━━━━━ GIVEN DATA
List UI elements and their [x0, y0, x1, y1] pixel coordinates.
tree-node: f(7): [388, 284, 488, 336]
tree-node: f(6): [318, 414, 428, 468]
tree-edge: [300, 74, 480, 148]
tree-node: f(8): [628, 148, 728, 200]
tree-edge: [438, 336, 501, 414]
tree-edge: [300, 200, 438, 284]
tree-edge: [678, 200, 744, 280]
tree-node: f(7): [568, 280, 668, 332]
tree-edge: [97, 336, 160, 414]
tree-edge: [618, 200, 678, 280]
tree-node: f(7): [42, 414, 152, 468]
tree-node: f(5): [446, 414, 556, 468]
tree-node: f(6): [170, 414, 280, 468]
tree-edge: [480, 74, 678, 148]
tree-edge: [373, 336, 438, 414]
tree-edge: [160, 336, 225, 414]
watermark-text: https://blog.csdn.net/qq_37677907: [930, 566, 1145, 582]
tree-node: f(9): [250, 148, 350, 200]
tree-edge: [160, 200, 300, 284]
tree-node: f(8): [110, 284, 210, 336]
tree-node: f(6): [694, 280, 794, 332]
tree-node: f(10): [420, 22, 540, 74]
━━━━━━━━━━
Can you give all the material above as a Markdown table with the columns "Row" and "Text", one numbered row per line and blank lines left out?

| Row | Text |
|---|---|
| 1 | List UI elements and their [x0, y0, x1, y1] pixel coordinates. |
| 2 | tree-node: f(7): [388, 284, 488, 336] |
| 3 | tree-node: f(6): [318, 414, 428, 468] |
| 4 | tree-edge: [300, 74, 480, 148] |
| 5 | tree-node: f(8): [628, 148, 728, 200] |
| 6 | tree-edge: [438, 336, 501, 414] |
| 7 | tree-edge: [300, 200, 438, 284] |
| 8 | tree-edge: [678, 200, 744, 280] |
| 9 | tree-node: f(7): [568, 280, 668, 332] |
| 10 | tree-edge: [97, 336, 160, 414] |
| 11 | tree-edge: [618, 200, 678, 280] |
| 12 | tree-node: f(7): [42, 414, 152, 468] |
| 13 | tree-node: f(5): [446, 414, 556, 468] |
| 14 | tree-node: f(6): [170, 414, 280, 468] |
| 15 | tree-edge: [480, 74, 678, 148] |
| 16 | tree-edge: [373, 336, 438, 414] |
| 17 | tree-edge: [160, 336, 225, 414] |
| 18 | watermark-text: https://blog.csdn.net/qq_37677907: [930, 566, 1145, 582] |
| 19 | tree-node: f(9): [250, 148, 350, 200] |
| 20 | tree-edge: [160, 200, 300, 284] |
| 21 | tree-node: f(8): [110, 284, 210, 336] |
| 22 | tree-node: f(6): [694, 280, 794, 332] |
| 23 | tree-node: f(10): [420, 22, 540, 74] |